*Records supplied*.
====

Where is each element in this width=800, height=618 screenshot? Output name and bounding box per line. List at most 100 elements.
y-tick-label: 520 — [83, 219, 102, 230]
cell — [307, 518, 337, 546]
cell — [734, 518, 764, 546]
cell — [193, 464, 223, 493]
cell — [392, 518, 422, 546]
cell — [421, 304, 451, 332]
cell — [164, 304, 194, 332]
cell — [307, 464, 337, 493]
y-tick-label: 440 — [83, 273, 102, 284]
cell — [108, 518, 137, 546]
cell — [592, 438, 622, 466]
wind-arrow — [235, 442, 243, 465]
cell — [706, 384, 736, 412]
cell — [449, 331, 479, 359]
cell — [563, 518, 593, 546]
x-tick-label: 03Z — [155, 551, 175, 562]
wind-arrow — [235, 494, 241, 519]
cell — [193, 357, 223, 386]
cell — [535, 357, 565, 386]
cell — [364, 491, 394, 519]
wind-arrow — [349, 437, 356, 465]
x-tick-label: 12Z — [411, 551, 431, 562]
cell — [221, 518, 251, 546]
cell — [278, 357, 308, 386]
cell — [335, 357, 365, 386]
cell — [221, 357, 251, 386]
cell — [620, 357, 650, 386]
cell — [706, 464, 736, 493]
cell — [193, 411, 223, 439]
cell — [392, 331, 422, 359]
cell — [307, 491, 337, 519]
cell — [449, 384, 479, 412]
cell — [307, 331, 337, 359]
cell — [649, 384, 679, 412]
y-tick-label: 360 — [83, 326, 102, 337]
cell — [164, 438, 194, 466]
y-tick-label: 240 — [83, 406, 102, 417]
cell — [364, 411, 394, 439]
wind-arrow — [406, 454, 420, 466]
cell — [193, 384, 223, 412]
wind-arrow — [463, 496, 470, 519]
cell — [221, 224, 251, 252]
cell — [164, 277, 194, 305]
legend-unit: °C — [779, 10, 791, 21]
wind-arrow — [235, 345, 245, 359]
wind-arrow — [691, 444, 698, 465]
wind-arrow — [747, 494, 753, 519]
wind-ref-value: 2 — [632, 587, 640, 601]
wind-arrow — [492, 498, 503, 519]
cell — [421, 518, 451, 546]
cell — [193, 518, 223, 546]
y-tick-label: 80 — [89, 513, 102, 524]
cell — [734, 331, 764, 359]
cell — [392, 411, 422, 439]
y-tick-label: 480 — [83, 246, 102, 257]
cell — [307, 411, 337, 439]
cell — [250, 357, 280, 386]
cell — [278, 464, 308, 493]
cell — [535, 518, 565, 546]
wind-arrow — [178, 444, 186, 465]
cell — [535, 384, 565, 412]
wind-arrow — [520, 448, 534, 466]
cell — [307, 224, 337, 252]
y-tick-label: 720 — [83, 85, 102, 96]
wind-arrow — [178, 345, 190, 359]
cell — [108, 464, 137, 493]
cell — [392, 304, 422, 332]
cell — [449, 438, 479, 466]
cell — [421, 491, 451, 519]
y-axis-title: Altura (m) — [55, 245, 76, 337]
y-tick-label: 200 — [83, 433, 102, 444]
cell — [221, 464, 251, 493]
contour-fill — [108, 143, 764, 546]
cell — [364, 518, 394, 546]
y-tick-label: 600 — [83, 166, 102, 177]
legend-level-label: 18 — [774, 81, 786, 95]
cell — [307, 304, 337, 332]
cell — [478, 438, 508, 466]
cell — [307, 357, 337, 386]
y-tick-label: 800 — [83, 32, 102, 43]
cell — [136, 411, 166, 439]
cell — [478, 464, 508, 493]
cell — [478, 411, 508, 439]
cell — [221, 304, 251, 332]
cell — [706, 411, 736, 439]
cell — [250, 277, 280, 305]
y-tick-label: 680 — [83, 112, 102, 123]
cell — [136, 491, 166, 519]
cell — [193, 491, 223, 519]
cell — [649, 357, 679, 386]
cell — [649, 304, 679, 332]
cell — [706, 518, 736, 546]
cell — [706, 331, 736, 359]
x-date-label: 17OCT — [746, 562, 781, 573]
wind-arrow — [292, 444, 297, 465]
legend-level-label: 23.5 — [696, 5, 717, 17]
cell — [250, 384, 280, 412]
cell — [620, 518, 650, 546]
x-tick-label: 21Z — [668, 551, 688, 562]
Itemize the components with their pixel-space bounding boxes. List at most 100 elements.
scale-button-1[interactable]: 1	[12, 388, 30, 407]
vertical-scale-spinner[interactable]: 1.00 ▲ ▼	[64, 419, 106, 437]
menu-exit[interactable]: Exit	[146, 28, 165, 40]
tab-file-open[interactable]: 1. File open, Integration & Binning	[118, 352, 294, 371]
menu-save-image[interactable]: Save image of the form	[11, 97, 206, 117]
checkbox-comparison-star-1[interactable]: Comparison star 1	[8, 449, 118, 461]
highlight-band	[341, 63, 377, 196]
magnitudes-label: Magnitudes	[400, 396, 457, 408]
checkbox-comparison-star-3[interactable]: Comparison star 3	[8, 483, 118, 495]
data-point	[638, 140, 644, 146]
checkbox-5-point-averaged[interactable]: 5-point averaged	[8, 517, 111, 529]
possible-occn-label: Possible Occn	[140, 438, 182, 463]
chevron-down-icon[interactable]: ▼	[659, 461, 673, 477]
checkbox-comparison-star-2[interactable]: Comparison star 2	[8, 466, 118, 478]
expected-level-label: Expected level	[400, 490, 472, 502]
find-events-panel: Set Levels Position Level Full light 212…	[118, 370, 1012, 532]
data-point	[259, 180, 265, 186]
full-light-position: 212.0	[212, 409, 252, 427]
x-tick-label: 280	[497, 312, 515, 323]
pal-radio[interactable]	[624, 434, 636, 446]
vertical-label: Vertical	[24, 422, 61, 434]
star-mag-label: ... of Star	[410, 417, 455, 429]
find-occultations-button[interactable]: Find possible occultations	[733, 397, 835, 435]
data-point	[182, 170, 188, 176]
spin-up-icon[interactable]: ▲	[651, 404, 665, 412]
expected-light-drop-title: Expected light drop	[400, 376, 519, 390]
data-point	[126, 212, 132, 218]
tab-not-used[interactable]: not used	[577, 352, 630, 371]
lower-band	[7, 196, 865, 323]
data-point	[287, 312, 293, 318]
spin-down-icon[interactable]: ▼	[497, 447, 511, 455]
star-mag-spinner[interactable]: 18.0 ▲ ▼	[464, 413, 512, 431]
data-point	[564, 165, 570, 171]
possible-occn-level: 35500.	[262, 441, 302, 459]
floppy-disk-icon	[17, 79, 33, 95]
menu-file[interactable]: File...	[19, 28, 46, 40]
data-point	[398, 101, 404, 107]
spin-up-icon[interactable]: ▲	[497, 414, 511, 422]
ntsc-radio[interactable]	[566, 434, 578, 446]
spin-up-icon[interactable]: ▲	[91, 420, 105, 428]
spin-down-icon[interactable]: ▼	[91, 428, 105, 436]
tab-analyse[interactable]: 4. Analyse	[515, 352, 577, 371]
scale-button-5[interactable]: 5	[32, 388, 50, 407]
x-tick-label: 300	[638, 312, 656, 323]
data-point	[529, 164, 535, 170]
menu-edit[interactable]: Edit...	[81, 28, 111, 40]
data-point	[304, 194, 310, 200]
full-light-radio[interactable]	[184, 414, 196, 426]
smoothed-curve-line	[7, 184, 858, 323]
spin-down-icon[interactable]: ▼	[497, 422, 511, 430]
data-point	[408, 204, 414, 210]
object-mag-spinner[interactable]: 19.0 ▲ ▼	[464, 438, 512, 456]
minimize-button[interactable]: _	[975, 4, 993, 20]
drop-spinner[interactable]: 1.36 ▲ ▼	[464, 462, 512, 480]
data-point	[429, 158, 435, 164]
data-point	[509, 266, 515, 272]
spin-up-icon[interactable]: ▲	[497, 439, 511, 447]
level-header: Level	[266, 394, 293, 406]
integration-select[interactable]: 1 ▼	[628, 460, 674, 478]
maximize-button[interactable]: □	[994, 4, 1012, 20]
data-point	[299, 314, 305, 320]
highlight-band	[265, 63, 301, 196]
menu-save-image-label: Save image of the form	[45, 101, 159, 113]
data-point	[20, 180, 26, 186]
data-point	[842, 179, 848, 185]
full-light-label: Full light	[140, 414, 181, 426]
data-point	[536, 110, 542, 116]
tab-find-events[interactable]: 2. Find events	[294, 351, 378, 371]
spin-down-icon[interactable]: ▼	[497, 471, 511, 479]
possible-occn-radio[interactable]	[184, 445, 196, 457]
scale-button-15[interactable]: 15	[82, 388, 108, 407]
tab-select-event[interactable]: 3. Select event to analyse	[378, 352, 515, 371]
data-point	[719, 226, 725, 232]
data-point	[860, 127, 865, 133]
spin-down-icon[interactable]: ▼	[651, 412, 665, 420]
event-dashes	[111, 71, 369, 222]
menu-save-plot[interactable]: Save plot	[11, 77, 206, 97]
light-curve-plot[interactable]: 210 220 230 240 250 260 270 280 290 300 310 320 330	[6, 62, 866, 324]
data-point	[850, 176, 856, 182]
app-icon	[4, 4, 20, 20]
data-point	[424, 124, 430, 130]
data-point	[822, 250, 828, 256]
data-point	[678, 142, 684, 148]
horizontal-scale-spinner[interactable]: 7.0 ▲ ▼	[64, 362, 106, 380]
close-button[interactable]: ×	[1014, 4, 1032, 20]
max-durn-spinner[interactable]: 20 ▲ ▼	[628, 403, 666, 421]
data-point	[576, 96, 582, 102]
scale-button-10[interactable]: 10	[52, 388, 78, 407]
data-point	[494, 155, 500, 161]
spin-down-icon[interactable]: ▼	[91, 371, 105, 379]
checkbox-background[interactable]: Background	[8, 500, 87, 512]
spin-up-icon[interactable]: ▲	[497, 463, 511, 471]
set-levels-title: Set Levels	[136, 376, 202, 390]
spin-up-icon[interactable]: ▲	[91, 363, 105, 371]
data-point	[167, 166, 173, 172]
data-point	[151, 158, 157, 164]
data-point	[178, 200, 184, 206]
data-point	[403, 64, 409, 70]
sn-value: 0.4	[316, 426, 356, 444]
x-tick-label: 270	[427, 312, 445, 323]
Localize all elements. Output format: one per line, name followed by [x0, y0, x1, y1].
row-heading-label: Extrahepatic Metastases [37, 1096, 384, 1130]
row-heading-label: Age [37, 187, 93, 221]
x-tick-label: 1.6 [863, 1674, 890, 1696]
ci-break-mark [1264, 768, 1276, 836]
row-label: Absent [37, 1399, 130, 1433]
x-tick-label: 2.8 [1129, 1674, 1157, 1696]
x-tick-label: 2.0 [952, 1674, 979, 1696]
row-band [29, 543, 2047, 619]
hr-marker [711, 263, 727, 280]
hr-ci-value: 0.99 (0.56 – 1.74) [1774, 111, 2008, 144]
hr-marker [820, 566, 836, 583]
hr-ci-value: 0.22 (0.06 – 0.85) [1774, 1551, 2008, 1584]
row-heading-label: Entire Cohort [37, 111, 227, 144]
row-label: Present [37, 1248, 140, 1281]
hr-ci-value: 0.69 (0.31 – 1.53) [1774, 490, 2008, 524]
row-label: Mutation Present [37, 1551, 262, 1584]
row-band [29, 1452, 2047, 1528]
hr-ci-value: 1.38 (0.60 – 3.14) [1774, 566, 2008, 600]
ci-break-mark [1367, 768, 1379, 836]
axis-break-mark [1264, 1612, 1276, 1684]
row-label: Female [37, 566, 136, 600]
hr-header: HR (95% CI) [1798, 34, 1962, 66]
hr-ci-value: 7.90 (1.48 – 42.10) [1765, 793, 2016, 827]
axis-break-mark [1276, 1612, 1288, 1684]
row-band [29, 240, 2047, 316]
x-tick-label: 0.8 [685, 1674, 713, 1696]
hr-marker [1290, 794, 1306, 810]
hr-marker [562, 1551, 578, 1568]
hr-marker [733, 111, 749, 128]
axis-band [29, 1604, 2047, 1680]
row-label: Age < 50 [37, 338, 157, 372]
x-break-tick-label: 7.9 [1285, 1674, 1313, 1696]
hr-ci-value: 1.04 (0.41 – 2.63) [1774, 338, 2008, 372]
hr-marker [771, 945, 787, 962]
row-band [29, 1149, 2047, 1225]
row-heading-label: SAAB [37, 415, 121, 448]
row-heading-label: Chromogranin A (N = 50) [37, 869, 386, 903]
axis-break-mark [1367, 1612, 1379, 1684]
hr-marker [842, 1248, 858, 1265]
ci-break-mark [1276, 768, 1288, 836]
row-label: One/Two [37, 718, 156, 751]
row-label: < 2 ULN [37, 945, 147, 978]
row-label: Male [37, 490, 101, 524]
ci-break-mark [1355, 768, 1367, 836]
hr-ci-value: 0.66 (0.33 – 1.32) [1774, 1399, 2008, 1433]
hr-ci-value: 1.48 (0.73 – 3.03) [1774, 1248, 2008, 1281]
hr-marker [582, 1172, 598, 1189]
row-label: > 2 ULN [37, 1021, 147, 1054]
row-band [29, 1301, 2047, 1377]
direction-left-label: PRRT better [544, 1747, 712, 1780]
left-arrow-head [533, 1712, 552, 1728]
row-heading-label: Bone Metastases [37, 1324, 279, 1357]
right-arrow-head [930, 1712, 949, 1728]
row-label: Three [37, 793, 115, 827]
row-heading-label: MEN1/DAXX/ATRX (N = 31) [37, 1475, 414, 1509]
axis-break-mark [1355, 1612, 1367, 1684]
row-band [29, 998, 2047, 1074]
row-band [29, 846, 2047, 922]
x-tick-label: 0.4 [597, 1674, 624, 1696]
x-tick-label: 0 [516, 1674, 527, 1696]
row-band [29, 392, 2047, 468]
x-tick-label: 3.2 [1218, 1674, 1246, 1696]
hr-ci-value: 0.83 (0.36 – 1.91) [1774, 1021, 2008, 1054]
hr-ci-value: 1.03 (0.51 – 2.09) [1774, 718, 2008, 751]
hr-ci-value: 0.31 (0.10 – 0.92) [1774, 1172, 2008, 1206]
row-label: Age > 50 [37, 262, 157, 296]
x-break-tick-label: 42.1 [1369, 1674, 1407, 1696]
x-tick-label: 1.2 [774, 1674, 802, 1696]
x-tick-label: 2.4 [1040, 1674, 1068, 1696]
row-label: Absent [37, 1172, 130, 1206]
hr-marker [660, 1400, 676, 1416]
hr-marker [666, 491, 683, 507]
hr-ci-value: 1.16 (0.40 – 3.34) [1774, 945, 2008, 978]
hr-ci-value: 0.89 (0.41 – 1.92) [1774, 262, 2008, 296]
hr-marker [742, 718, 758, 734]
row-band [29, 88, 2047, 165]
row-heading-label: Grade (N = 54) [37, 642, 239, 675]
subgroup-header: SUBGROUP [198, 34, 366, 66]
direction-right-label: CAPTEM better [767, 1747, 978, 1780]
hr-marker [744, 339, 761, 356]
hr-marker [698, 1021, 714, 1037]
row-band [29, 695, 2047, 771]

====

*Problem to solve*. Copy out the rows above, beginning with the first row and continuing through the row with "cell — [392, 331, 422, 359]".

*Answer in full*.
Where is each element in this width=800, height=618 screenshot? Output name and bounding box per line. List at most 100 elements.
y-tick-label: 520 — [83, 219, 102, 230]
cell — [307, 518, 337, 546]
cell — [734, 518, 764, 546]
cell — [193, 464, 223, 493]
cell — [392, 518, 422, 546]
cell — [421, 304, 451, 332]
cell — [164, 304, 194, 332]
cell — [307, 464, 337, 493]
y-tick-label: 440 — [83, 273, 102, 284]
cell — [108, 518, 137, 546]
cell — [592, 438, 622, 466]
wind-arrow — [235, 442, 243, 465]
cell — [706, 384, 736, 412]
cell — [449, 331, 479, 359]
cell — [563, 518, 593, 546]
x-tick-label: 03Z — [155, 551, 175, 562]
wind-arrow — [235, 494, 241, 519]
cell — [193, 357, 223, 386]
cell — [535, 357, 565, 386]
cell — [364, 491, 394, 519]
wind-arrow — [349, 437, 356, 465]
x-tick-label: 12Z — [411, 551, 431, 562]
cell — [221, 518, 251, 546]
cell — [278, 357, 308, 386]
cell — [335, 357, 365, 386]
cell — [221, 357, 251, 386]
cell — [620, 357, 650, 386]
cell — [706, 464, 736, 493]
cell — [193, 411, 223, 439]
cell — [392, 331, 422, 359]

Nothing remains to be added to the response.